▶ _Set task_
Transcribe the listing in full, excluding any pictures.

Dataset records:
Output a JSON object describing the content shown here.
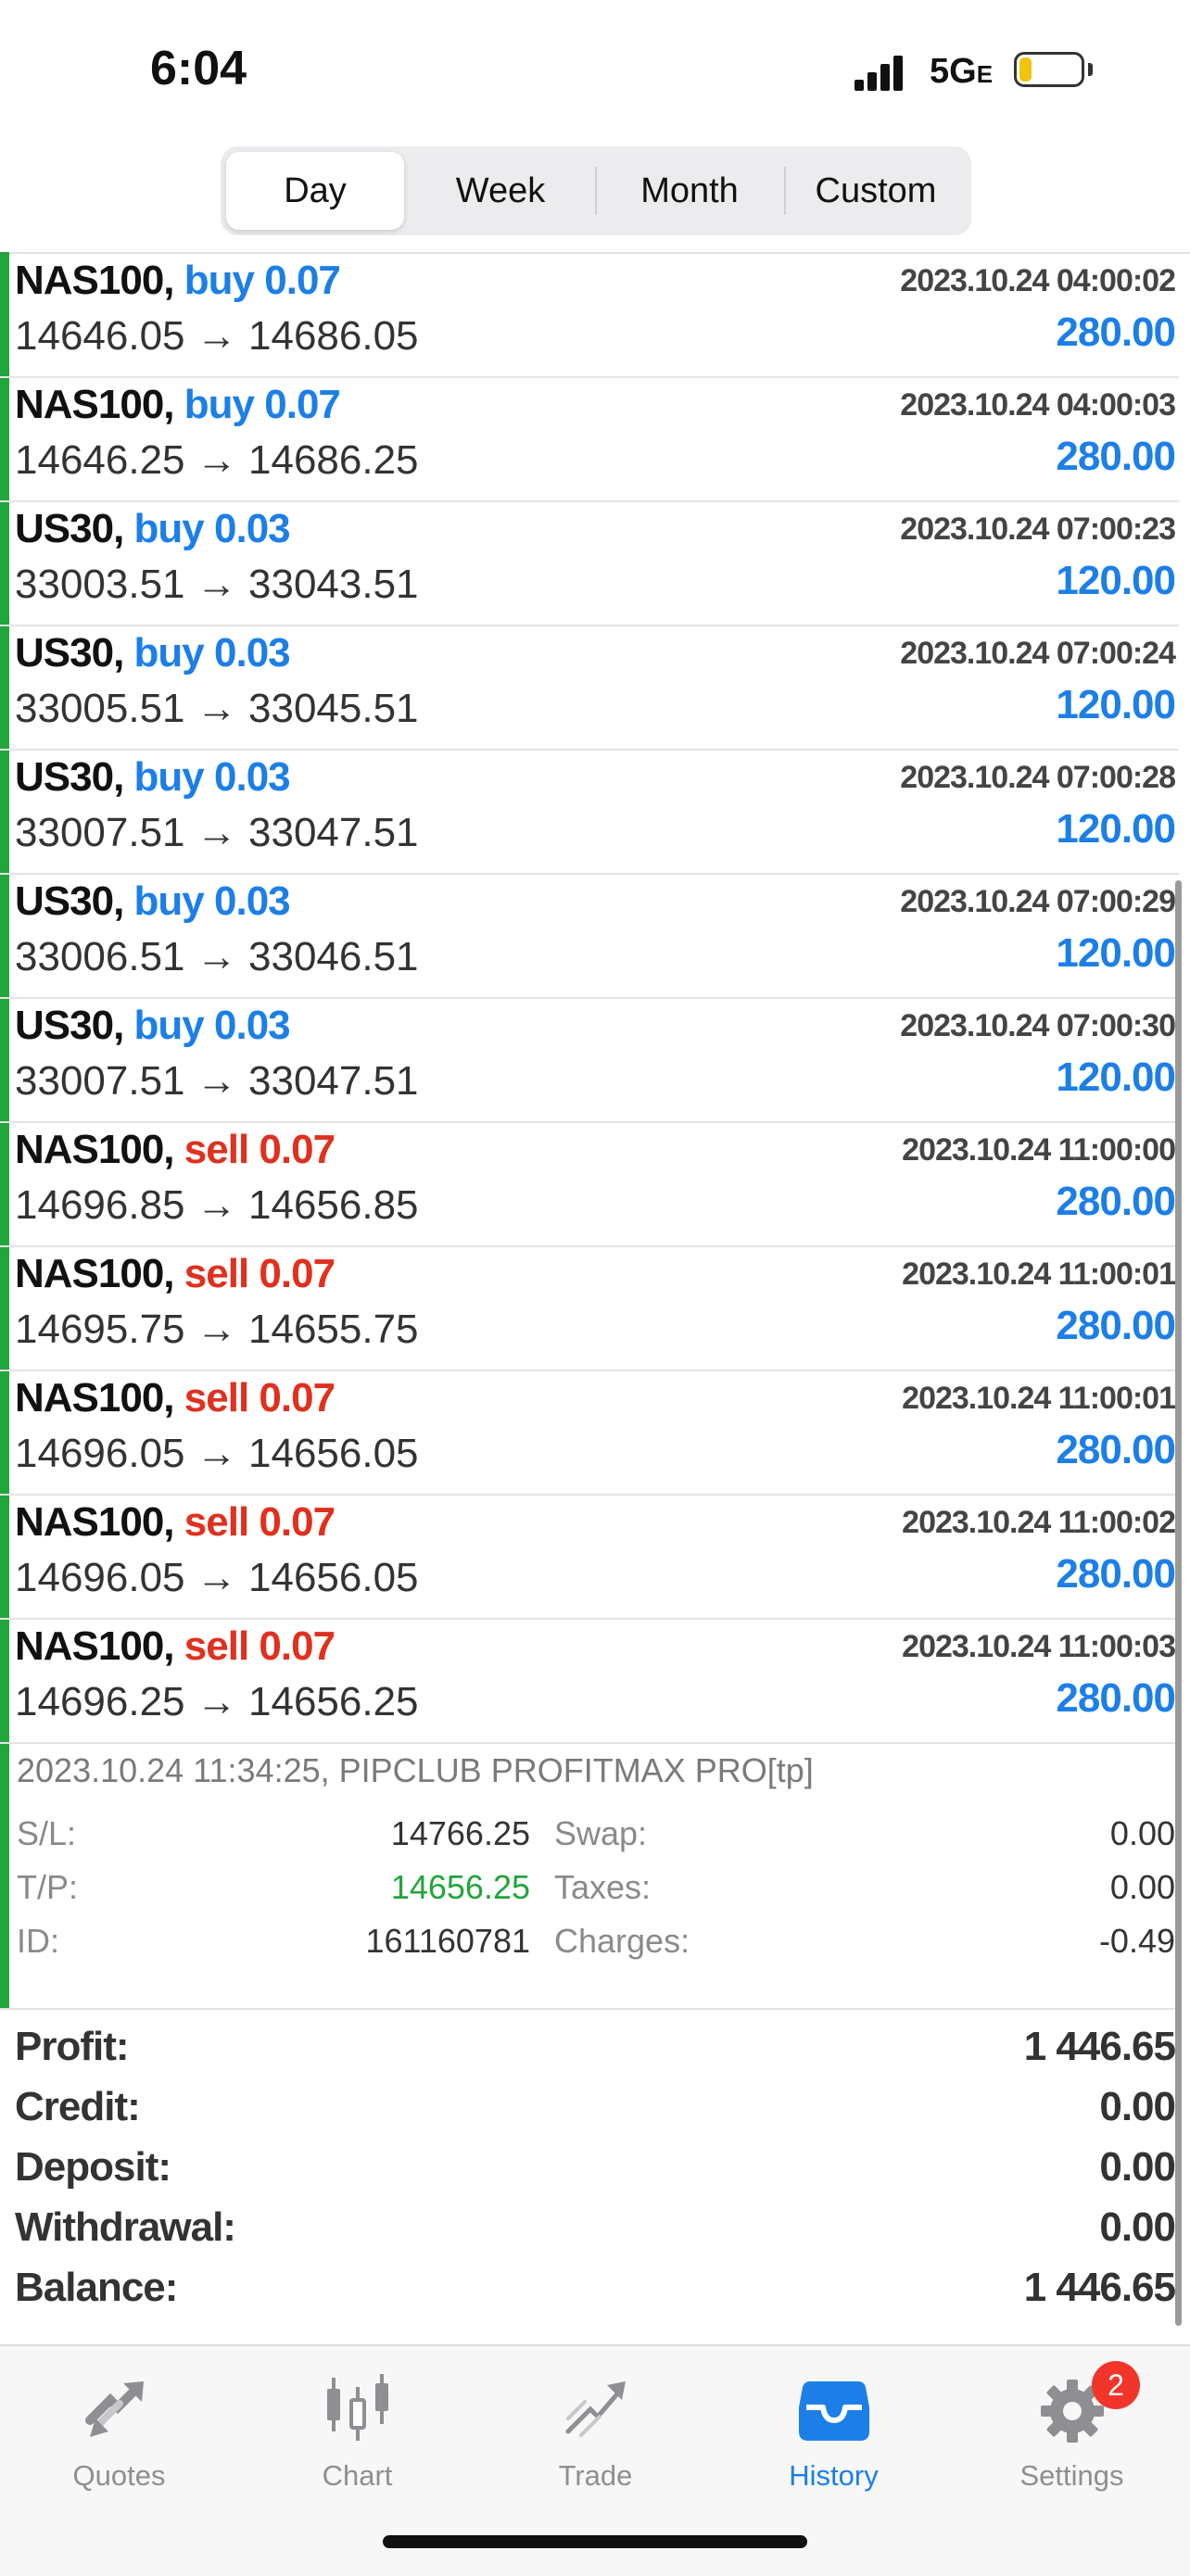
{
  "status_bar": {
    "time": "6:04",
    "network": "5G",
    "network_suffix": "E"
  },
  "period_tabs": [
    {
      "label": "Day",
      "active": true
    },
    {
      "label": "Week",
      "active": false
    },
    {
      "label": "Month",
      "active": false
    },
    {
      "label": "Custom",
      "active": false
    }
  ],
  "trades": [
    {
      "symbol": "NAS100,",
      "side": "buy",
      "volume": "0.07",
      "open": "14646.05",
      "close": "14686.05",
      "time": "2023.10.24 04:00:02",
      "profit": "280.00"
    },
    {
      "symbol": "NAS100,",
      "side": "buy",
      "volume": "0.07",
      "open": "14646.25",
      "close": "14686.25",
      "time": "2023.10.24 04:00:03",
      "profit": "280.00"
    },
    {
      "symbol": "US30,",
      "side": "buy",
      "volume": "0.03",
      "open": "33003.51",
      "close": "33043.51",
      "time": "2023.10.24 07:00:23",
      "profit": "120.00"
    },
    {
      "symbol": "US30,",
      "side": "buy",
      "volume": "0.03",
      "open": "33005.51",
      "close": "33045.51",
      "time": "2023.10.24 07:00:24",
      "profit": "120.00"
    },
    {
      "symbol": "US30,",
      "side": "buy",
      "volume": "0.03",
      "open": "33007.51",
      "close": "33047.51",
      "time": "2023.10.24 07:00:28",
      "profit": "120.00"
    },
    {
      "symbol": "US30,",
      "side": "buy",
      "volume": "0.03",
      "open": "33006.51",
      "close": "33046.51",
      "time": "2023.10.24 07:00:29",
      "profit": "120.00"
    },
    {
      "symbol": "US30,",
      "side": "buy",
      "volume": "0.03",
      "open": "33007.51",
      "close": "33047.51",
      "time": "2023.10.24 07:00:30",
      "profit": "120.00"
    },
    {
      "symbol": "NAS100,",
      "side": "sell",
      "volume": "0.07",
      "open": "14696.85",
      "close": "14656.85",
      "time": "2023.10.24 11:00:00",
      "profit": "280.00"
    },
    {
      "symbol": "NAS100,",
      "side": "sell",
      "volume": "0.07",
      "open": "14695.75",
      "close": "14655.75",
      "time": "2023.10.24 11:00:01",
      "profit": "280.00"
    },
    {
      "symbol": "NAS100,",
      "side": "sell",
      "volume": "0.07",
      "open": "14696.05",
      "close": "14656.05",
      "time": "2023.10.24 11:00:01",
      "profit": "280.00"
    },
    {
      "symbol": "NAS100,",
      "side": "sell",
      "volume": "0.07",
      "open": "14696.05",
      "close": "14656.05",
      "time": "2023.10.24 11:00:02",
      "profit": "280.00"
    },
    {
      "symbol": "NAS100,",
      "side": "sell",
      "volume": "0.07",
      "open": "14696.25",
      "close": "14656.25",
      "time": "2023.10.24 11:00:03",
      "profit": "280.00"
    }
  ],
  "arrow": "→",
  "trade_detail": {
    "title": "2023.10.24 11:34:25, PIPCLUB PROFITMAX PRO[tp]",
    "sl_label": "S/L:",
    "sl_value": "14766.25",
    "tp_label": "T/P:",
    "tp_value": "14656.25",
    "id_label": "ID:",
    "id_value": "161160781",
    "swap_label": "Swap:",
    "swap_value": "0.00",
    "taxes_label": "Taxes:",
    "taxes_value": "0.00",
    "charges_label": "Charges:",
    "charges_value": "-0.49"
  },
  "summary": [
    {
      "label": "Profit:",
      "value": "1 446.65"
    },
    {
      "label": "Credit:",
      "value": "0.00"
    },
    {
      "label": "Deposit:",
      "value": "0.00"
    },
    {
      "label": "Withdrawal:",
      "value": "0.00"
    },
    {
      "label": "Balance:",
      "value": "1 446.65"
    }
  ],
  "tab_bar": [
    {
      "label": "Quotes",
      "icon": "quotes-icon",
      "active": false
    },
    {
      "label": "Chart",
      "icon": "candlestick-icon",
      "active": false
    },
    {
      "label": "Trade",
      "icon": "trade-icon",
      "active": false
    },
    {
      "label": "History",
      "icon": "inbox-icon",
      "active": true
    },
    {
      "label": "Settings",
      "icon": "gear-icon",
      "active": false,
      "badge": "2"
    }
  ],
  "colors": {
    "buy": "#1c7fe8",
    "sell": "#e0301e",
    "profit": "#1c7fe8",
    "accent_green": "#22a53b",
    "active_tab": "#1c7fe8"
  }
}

▶ _Response to this task_
Output a JSON object describing the content shown here.
{
  "status_bar": {
    "time": "6:04",
    "network": "5G",
    "network_suffix": "E"
  },
  "period_tabs": [
    {
      "label": "Day",
      "active": true
    },
    {
      "label": "Week",
      "active": false
    },
    {
      "label": "Month",
      "active": false
    },
    {
      "label": "Custom",
      "active": false
    }
  ],
  "trades": [
    {
      "symbol": "NAS100,",
      "side": "buy",
      "volume": "0.07",
      "open": "14646.05",
      "close": "14686.05",
      "time": "2023.10.24 04:00:02",
      "profit": "280.00"
    },
    {
      "symbol": "NAS100,",
      "side": "buy",
      "volume": "0.07",
      "open": "14646.25",
      "close": "14686.25",
      "time": "2023.10.24 04:00:03",
      "profit": "280.00"
    },
    {
      "symbol": "US30,",
      "side": "buy",
      "volume": "0.03",
      "open": "33003.51",
      "close": "33043.51",
      "time": "2023.10.24 07:00:23",
      "profit": "120.00"
    },
    {
      "symbol": "US30,",
      "side": "buy",
      "volume": "0.03",
      "open": "33005.51",
      "close": "33045.51",
      "time": "2023.10.24 07:00:24",
      "profit": "120.00"
    },
    {
      "symbol": "US30,",
      "side": "buy",
      "volume": "0.03",
      "open": "33007.51",
      "close": "33047.51",
      "time": "2023.10.24 07:00:28",
      "profit": "120.00"
    },
    {
      "symbol": "US30,",
      "side": "buy",
      "volume": "0.03",
      "open": "33006.51",
      "close": "33046.51",
      "time": "2023.10.24 07:00:29",
      "profit": "120.00"
    },
    {
      "symbol": "US30,",
      "side": "buy",
      "volume": "0.03",
      "open": "33007.51",
      "close": "33047.51",
      "time": "2023.10.24 07:00:30",
      "profit": "120.00"
    },
    {
      "symbol": "NAS100,",
      "side": "sell",
      "volume": "0.07",
      "open": "14696.85",
      "close": "14656.85",
      "time": "2023.10.24 11:00:00",
      "profit": "280.00"
    },
    {
      "symbol": "NAS100,",
      "side": "sell",
      "volume": "0.07",
      "open": "14695.75",
      "close": "14655.75",
      "time": "2023.10.24 11:00:01",
      "profit": "280.00"
    },
    {
      "symbol": "NAS100,",
      "side": "sell",
      "volume": "0.07",
      "open": "14696.05",
      "close": "14656.05",
      "time": "2023.10.24 11:00:01",
      "profit": "280.00"
    },
    {
      "symbol": "NAS100,",
      "side": "sell",
      "volume": "0.07",
      "open": "14696.05",
      "close": "14656.05",
      "time": "2023.10.24 11:00:02",
      "profit": "280.00"
    },
    {
      "symbol": "NAS100,",
      "side": "sell",
      "volume": "0.07",
      "open": "14696.25",
      "close": "14656.25",
      "time": "2023.10.24 11:00:03",
      "profit": "280.00"
    }
  ],
  "arrow": "→",
  "trade_detail": {
    "title": "2023.10.24 11:34:25, PIPCLUB PROFITMAX PRO[tp]",
    "sl_label": "S/L:",
    "sl_value": "14766.25",
    "tp_label": "T/P:",
    "tp_value": "14656.25",
    "id_label": "ID:",
    "id_value": "161160781",
    "swap_label": "Swap:",
    "swap_value": "0.00",
    "taxes_label": "Taxes:",
    "taxes_value": "0.00",
    "charges_label": "Charges:",
    "charges_value": "-0.49"
  },
  "summary": [
    {
      "label": "Profit:",
      "value": "1 446.65"
    },
    {
      "label": "Credit:",
      "value": "0.00"
    },
    {
      "label": "Deposit:",
      "value": "0.00"
    },
    {
      "label": "Withdrawal:",
      "value": "0.00"
    },
    {
      "label": "Balance:",
      "value": "1 446.65"
    }
  ],
  "tab_bar": [
    {
      "label": "Quotes",
      "icon": "quotes-icon",
      "active": false
    },
    {
      "label": "Chart",
      "icon": "candlestick-icon",
      "active": false
    },
    {
      "label": "Trade",
      "icon": "trade-icon",
      "active": false
    },
    {
      "label": "History",
      "icon": "inbox-icon",
      "active": true
    },
    {
      "label": "Settings",
      "icon": "gear-icon",
      "active": false,
      "badge": "2"
    }
  ],
  "colors": {
    "buy": "#1c7fe8",
    "sell": "#e0301e",
    "profit": "#1c7fe8",
    "accent_green": "#22a53b",
    "active_tab": "#1c7fe8"
  }
}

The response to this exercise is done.